# start of Extracted entries
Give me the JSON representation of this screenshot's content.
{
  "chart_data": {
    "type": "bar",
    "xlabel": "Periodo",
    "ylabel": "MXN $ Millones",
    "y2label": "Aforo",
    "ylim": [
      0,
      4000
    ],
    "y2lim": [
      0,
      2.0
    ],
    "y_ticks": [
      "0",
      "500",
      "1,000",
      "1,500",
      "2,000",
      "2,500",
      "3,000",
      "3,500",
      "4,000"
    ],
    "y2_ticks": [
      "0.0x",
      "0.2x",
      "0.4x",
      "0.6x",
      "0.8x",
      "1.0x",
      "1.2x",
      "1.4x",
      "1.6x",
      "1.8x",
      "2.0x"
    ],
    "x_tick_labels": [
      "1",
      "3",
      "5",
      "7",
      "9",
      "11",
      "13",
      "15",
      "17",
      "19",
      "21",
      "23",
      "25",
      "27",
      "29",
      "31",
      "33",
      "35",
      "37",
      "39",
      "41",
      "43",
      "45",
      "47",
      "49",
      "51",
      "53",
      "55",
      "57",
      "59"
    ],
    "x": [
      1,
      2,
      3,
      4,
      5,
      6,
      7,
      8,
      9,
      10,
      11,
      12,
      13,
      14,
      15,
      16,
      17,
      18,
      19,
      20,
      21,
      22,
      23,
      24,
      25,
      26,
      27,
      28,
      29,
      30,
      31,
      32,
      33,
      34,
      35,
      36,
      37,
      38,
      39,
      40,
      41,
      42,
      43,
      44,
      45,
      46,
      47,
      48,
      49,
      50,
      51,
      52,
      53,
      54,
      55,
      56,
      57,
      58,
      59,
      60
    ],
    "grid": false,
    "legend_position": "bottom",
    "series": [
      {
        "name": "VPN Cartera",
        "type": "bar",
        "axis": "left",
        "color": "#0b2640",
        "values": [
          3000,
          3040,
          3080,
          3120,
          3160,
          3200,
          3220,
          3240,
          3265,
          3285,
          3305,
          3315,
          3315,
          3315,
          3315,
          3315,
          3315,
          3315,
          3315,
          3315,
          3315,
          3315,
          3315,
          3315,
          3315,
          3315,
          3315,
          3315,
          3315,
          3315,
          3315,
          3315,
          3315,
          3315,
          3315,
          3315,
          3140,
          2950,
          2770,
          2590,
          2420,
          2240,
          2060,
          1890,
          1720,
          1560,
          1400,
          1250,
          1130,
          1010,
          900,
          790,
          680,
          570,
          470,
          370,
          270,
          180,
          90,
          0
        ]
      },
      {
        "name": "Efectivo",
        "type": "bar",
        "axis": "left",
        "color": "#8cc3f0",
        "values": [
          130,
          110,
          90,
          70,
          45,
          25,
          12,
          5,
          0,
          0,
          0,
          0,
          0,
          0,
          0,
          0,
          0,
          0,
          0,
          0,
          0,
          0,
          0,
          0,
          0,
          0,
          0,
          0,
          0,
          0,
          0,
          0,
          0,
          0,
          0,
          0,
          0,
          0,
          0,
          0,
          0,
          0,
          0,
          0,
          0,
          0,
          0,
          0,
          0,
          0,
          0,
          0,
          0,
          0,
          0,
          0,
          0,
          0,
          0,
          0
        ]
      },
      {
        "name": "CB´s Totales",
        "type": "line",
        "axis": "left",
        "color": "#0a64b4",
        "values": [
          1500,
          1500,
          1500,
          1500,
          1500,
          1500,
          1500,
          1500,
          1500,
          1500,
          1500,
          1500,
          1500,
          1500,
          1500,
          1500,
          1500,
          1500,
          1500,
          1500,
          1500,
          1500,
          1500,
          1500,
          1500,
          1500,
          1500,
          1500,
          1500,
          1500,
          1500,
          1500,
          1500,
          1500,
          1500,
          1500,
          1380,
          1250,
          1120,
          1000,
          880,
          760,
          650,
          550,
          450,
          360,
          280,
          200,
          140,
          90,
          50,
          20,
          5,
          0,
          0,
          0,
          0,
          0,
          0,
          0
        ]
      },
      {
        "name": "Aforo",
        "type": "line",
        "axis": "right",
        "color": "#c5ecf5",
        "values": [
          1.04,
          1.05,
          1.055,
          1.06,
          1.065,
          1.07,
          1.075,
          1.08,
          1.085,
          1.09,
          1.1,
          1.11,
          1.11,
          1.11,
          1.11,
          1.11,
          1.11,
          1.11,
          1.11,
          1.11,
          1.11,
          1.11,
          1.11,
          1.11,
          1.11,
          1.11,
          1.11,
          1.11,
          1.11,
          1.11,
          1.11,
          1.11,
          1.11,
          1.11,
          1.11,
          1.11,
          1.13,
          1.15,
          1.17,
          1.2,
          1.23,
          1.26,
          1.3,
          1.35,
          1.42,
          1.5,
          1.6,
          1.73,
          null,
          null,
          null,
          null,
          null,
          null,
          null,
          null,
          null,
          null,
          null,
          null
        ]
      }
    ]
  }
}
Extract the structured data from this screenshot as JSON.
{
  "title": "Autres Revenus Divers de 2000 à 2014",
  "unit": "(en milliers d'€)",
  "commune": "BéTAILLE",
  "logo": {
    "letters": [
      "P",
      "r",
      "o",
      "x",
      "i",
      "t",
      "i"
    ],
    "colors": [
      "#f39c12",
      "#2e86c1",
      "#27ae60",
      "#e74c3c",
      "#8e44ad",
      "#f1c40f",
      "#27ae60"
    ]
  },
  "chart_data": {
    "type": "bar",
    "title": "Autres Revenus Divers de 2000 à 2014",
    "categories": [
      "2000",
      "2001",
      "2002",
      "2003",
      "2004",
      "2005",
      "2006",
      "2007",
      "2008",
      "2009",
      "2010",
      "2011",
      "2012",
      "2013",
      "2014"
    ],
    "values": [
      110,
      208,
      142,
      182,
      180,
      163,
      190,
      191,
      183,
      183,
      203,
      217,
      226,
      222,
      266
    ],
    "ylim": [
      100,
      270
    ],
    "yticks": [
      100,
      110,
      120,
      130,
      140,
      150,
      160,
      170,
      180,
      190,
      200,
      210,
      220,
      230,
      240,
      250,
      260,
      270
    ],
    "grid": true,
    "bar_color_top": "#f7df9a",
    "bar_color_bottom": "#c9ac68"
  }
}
# end of Extracted entries
_The problem_
Keep only the lines that hold the string "title", and copy them out.

_Exercise response_
  "title": "Autres Revenus Divers de 2000 à 2014",
    "title": "Autres Revenus Divers de 2000 à 2014",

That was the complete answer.